[Given data start]
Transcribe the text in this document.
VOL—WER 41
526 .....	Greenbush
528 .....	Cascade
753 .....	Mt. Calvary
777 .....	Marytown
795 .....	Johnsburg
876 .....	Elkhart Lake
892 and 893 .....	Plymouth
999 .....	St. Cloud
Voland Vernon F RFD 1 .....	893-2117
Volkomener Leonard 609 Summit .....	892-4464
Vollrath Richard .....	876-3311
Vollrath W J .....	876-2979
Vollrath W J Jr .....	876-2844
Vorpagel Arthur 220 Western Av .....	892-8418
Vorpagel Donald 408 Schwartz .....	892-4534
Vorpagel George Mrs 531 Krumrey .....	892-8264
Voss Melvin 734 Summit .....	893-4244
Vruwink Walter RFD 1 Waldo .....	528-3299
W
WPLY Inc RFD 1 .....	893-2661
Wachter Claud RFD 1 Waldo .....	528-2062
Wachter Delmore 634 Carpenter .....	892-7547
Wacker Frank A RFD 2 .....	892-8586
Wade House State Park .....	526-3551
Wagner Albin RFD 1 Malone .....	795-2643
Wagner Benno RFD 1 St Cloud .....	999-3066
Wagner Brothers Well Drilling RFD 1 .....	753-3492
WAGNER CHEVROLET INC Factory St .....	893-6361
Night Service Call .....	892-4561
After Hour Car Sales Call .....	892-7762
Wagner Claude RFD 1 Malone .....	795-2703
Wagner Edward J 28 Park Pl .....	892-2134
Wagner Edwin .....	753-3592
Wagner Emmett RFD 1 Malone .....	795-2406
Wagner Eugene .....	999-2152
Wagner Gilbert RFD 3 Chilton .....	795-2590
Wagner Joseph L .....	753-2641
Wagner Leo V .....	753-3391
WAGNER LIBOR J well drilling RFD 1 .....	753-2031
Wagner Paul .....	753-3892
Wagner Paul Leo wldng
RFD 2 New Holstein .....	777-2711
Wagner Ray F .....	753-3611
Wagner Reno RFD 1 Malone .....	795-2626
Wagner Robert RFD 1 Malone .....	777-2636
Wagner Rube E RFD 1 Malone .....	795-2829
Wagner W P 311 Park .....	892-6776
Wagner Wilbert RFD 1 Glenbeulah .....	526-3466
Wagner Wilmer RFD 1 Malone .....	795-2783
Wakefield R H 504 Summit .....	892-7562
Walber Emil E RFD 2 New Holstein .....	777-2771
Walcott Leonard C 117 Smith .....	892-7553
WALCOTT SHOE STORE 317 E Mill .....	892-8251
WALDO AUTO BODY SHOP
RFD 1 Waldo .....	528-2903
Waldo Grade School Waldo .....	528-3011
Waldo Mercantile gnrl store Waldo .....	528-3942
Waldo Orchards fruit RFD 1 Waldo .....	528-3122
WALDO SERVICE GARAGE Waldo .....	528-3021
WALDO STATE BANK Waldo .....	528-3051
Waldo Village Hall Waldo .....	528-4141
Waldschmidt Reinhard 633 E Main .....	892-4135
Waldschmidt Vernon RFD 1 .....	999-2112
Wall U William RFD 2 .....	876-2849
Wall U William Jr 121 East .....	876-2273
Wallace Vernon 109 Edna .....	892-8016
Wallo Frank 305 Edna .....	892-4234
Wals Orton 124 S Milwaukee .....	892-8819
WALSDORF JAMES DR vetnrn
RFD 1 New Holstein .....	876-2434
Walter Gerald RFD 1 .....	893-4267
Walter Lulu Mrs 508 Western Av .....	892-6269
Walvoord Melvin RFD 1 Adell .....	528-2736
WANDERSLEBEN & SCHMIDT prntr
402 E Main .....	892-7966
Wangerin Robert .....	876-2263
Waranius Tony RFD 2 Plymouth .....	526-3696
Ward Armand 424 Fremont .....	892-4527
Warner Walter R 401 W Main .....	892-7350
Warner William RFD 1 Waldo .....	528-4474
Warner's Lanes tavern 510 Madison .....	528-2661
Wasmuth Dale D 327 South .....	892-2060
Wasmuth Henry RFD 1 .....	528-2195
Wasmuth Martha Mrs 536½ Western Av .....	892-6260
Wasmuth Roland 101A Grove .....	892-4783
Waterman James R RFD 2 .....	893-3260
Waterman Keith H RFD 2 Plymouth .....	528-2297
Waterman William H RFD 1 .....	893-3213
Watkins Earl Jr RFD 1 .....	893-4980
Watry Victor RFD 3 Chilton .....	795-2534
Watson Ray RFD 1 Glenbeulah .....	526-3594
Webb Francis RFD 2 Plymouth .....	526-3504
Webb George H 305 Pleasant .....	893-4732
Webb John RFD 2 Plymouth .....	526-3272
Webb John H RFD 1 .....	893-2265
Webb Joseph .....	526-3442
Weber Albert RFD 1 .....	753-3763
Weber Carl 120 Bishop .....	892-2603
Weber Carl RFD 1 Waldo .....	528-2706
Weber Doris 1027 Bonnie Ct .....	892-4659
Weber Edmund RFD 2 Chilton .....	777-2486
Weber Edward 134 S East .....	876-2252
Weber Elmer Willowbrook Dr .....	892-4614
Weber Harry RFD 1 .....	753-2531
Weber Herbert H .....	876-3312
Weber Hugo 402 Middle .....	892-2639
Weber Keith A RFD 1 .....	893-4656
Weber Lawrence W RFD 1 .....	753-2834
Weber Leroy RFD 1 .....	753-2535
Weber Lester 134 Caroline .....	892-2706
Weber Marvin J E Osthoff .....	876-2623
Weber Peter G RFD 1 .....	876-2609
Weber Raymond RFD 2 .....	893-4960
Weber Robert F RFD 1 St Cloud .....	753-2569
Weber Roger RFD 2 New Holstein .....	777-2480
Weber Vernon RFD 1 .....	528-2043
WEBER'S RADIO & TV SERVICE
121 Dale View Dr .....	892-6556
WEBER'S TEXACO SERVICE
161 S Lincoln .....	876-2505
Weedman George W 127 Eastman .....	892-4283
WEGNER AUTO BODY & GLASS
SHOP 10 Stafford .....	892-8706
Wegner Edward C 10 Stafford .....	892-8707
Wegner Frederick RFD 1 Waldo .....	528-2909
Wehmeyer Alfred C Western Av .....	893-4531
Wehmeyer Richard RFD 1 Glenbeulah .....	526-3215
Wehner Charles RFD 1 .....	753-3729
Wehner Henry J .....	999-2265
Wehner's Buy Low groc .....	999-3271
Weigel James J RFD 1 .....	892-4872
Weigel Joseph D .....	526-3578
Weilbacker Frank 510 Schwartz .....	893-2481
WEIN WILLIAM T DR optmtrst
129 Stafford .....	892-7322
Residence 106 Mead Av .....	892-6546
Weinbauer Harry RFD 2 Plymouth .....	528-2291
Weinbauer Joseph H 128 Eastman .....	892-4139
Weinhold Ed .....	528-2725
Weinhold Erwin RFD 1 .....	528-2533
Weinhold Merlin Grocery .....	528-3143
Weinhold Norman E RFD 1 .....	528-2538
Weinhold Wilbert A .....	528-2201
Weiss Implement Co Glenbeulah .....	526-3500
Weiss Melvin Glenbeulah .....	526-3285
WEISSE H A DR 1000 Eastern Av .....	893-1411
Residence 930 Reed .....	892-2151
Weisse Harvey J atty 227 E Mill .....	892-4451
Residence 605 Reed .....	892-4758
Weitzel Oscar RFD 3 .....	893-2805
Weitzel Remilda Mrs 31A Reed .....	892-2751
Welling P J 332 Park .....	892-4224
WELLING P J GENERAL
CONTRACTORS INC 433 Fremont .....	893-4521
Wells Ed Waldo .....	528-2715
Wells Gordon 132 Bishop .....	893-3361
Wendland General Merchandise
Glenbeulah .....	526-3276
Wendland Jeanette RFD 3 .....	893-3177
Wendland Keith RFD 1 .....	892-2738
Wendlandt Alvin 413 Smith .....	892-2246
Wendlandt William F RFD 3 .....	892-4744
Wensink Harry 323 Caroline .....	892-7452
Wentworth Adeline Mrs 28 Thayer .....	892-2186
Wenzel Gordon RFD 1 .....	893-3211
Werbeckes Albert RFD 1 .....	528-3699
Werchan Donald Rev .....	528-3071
[Given data end]
Determine how many lines above contain "Weigel" as a word or string. Give the number alone.

**Finished exercise:** 2